## EXERCISE DIRECTIONS
Scan the records below. List lines holding "sophiste".

* start TASK INPUT *

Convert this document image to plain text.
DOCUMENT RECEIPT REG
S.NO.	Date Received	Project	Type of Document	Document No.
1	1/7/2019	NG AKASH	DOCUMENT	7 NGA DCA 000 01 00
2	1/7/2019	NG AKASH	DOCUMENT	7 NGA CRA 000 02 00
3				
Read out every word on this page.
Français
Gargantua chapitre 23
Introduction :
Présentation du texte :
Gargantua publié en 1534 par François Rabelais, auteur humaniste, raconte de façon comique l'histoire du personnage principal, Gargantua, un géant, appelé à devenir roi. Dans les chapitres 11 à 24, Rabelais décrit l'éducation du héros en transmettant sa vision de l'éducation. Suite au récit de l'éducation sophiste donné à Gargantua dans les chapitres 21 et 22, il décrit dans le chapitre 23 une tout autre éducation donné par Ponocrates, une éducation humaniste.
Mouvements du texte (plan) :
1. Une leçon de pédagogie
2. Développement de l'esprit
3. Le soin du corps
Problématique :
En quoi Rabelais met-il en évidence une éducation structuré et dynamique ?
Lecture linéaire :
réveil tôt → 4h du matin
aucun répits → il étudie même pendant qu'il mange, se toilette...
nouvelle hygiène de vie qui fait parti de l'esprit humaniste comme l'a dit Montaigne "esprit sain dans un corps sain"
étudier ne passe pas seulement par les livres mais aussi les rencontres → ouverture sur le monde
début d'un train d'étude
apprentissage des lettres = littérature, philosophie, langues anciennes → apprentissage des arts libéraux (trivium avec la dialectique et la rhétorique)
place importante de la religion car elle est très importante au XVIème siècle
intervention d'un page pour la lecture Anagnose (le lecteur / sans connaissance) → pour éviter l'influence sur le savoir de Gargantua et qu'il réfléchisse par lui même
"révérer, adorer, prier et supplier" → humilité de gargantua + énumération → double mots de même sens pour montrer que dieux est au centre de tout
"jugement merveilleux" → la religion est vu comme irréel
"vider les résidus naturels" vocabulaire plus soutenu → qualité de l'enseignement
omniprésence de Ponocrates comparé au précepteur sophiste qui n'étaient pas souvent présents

* end TASK INPUT *

## RESULT BELOW
Gargantua publié en 1534 par François Rabelais, auteur humaniste, raconte de façon comique l'histoire du personnage principal, Gargantua, un géant, appelé à devenir roi. Dans les chapitres 11 à 24, Rabelais décrit l'éducation du héros en transmettant sa vision de l'éducation. Suite au récit de l'éducation sophiste donné à Gargantua dans les chapitres 21 et 22, il décrit dans le chapitre 23 une tout autre éducation donné par Ponocrates, une éducation humaniste.
omniprésence de Ponocrates comparé au précepteur sophiste qui n'étaient pas souvent présents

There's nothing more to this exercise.